Items listed in a dataset:
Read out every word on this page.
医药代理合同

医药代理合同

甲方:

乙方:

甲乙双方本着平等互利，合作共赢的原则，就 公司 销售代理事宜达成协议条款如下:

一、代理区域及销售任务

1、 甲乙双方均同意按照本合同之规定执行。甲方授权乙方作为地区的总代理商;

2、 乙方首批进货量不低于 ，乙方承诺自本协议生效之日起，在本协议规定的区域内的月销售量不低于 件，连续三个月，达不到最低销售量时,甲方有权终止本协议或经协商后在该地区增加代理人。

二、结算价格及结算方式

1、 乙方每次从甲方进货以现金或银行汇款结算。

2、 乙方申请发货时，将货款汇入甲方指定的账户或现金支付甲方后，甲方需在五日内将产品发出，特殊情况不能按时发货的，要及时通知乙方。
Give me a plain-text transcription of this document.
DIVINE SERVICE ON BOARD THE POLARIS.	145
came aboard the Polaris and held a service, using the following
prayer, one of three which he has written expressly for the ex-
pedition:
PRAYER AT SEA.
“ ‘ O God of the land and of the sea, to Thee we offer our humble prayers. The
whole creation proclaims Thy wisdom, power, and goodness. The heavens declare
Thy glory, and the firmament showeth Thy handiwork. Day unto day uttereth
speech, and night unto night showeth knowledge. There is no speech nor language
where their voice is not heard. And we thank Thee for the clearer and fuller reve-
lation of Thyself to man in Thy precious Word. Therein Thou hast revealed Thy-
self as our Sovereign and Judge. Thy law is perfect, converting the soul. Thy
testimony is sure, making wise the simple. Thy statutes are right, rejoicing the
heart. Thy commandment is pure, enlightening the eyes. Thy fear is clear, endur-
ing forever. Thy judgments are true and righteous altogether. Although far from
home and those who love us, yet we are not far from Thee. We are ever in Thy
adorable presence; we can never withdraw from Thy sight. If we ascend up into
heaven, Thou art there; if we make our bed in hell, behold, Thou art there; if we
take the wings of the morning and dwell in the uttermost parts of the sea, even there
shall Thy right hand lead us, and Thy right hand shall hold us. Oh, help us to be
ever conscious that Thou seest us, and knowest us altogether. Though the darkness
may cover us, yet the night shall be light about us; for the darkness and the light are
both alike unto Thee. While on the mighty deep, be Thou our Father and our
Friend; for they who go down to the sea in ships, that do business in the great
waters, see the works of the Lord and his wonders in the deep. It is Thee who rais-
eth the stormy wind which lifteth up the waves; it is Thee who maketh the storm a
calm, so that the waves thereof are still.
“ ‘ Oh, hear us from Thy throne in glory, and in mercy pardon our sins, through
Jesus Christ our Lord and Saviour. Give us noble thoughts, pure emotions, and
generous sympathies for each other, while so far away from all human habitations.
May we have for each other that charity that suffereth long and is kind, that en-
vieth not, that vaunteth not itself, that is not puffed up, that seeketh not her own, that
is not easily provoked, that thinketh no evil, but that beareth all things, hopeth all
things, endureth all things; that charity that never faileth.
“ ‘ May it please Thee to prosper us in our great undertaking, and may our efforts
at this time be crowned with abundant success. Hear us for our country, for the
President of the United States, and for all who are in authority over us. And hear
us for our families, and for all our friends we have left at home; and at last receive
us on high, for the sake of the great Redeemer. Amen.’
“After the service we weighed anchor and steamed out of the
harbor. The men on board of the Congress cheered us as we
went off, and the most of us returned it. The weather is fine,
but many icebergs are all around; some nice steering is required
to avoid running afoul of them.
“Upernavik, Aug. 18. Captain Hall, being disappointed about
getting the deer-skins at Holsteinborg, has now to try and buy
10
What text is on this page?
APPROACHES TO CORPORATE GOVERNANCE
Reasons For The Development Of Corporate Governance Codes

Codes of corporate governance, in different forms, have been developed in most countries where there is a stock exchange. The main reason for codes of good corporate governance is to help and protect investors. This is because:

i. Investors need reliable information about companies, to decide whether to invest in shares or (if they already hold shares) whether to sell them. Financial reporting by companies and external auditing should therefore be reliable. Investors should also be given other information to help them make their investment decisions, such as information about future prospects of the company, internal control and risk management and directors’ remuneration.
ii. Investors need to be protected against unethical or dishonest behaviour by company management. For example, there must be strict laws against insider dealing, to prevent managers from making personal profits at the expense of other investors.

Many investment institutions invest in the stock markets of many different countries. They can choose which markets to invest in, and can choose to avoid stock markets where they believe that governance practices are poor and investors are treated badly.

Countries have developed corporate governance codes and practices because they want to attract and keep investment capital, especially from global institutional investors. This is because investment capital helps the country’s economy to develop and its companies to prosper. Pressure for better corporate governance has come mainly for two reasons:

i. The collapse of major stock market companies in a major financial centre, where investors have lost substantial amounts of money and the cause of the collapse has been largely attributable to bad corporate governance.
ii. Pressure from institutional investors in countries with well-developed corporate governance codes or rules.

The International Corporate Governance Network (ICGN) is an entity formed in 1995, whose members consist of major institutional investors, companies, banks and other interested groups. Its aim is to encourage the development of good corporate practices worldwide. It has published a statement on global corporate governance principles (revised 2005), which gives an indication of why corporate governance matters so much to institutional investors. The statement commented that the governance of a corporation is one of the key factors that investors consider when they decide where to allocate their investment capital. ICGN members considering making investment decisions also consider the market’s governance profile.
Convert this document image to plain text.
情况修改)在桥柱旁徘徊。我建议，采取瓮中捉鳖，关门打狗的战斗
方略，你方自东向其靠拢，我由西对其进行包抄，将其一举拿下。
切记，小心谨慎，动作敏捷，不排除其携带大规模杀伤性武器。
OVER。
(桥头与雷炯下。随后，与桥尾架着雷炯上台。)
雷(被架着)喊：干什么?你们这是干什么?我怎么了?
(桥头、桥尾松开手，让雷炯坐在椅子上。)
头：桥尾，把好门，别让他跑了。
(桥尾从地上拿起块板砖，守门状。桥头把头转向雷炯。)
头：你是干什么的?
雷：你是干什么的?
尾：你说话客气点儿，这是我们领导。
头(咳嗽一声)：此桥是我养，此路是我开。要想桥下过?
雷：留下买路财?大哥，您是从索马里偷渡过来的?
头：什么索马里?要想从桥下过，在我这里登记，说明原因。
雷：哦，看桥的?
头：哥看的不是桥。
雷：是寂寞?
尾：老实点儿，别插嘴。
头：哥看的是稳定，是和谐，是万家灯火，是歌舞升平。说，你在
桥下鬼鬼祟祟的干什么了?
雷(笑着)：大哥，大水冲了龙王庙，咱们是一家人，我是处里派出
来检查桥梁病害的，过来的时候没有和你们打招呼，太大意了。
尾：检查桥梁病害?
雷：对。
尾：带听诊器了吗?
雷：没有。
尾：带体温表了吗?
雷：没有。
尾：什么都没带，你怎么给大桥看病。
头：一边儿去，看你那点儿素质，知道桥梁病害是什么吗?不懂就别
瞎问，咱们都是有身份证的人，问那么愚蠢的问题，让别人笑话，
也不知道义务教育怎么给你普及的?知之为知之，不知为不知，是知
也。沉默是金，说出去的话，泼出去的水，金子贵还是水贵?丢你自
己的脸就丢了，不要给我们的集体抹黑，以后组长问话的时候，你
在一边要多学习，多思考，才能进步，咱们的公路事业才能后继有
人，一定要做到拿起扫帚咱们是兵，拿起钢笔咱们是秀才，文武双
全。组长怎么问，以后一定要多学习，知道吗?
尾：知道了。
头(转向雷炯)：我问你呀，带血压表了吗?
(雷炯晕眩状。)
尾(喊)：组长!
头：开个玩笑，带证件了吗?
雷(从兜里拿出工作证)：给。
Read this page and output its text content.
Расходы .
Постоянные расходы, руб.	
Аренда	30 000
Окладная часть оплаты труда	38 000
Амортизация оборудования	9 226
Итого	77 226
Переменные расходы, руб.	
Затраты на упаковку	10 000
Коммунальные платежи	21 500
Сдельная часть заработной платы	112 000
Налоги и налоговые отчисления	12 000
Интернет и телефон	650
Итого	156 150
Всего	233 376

THE REQUEST:
Copy out each line of the material that holds the word "prosper".

OUTPUT:
“ ‘ May it please Thee to prosper us in our great undertaking, and may our efforts
Countries have developed corporate governance codes and practices because they want to attract and keep investment capital, especially from global institutional investors. This is because investment capital helps the country’s economy to develop and its companies to prosper. Pressure for better corporate governance has come mainly for two reasons:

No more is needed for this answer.